GIVEN TEXT:
--- START ---
<<
IF ((NHMainAddressLn <> .PHMainAddressLn) OR +
(NHMainAddressLn IS NOT NULL AND PHMainAddressLn IS NULL) OR +
(NHMainAddressLn IS NULL AND PHMainAddressLn IS NOT NULL)) OR +
... SAME TEST REPEATED FOR ADDITIONAL FIELDS ... THEN
SET VAR VFieldsAreDif = 'YES'
ENDIF
Think of repeating that for up to 8 fields.
>>
The way I handle this in triggers is to define a variable that holds a list of
the columns I'm interested in:
SET VAR tIAU_Columns = ('Company,Address1,Address2,City,State,Zip')
Then I iterate over the list, applying the logic separately to each column:
SET VAR tIAU_Count INT = 1
WHILE 1 = 1 THEN
SET VAR tIAU_Column = (SSUB(.tIAU_Columns, .tIAU_Count))
IF tIAU_Column IS NULL THEN
-- Ran out of columns
BREAK -- From WHILE loop
ENDIF
SELECT &tIAU_Column INTO vOldValue FROM TableName WHERE CURRENT OF SYS_OLD
SELECT &tIAU_Column INTO vNewValue FROM TableName WHERE CURRENT OF SYS_NEW
IF . . . -- Comparison Here
-- Do something here
ENDIF
SET VAR tIAU_Count = (.tIAU_Count + 1)
--- END ---
DATA:
--- START ---
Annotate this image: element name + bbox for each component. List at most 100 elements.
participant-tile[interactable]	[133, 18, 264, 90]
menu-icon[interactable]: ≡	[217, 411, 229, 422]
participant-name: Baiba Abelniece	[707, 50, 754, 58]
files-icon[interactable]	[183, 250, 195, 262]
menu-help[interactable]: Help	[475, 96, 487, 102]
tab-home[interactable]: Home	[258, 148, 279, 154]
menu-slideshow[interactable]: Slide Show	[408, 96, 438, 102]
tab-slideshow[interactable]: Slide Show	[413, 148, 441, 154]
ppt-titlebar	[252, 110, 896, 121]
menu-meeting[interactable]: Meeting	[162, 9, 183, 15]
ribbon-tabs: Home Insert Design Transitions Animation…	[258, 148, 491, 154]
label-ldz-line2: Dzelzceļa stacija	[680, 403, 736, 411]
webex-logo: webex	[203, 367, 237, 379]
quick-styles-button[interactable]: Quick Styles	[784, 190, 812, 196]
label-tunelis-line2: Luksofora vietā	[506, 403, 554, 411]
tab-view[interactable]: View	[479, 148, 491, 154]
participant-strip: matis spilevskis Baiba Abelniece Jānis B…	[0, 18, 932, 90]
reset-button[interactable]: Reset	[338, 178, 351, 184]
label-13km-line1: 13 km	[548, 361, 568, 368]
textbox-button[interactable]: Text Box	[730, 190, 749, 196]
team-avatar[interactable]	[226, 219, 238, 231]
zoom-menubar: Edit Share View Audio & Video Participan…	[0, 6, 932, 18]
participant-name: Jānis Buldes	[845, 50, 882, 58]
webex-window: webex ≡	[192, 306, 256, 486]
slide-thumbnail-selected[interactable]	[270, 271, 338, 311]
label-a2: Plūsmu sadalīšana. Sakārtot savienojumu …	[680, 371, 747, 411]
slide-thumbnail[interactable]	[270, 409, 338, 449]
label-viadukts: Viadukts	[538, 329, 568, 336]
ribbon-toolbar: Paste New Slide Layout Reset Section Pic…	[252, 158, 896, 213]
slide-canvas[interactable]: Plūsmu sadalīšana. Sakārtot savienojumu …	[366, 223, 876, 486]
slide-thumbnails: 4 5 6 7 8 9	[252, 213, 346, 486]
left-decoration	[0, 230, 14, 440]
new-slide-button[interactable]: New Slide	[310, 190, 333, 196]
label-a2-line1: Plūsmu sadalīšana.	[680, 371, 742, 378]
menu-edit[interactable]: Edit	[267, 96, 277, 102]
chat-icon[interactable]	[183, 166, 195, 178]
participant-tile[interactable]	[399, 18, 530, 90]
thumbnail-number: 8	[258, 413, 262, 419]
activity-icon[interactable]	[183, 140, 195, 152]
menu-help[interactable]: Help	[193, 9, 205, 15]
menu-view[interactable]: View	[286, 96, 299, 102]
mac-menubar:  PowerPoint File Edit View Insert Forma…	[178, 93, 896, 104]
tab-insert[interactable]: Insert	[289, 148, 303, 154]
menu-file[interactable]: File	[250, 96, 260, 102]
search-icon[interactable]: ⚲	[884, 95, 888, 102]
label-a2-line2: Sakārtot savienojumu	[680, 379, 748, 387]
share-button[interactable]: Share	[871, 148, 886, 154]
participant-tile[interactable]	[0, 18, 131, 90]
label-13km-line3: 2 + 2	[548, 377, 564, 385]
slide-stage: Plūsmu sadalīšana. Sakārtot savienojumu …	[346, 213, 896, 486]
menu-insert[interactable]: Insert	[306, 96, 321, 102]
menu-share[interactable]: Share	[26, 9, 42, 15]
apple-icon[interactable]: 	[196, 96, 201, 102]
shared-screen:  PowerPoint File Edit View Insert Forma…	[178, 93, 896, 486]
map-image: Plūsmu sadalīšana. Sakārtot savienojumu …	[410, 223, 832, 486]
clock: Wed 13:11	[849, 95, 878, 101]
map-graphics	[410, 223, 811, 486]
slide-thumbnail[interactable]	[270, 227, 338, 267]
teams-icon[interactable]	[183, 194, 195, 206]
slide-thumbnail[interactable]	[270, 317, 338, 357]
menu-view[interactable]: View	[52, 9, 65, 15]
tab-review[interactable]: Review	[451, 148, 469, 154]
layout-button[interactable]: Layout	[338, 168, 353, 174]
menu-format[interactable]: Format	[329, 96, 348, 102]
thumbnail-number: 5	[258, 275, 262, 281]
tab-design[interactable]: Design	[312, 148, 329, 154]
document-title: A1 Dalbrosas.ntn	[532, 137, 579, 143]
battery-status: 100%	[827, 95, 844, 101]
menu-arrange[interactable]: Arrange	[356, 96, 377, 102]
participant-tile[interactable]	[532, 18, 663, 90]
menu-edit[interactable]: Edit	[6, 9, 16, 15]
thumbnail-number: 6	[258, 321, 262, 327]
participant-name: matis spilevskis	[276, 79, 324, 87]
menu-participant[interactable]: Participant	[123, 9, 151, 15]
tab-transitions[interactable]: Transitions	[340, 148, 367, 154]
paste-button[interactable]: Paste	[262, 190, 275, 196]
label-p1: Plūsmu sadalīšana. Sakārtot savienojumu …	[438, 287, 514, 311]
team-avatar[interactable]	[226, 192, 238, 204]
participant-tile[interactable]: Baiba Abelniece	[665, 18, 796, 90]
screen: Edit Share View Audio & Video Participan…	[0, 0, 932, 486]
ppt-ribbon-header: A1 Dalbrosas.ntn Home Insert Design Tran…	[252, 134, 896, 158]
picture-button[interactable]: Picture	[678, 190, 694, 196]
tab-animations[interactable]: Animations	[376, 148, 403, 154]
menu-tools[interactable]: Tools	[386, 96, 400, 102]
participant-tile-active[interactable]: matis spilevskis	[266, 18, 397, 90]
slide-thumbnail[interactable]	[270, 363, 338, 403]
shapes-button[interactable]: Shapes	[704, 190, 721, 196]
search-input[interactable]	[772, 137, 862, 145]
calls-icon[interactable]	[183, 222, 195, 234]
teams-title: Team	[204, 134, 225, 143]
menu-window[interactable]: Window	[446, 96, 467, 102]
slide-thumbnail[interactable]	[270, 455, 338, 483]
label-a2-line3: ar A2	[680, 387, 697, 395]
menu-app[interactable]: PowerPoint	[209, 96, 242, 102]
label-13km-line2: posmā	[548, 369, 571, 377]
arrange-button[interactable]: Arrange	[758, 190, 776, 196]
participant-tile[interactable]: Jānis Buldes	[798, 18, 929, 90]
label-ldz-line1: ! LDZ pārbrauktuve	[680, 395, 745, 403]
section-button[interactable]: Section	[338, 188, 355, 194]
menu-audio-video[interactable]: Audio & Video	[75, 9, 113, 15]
--- END ---
WHAT YOU HAVE TO DO: Continue the post on comparing old and new column values in a trigger, picking up directly after its final line.

RESULT:
ENDWHILE
CLEAR VAR tIAU_%
RETURN
The logic is simple enough even for my feeble mind to follow, plus I can
determine which individual columns have changed (often what I'm doing is
journaling only the columns that changed, not the entire record). If you're
only concerned about whether _anything_ changed, you can bail out of the loop
after you "Do something here".
If you want to change the list of columns you're interested in, the only change
you need to make to the code is the first SET VAR tIAU_Columns statement --
that one variable drives all the logic later on.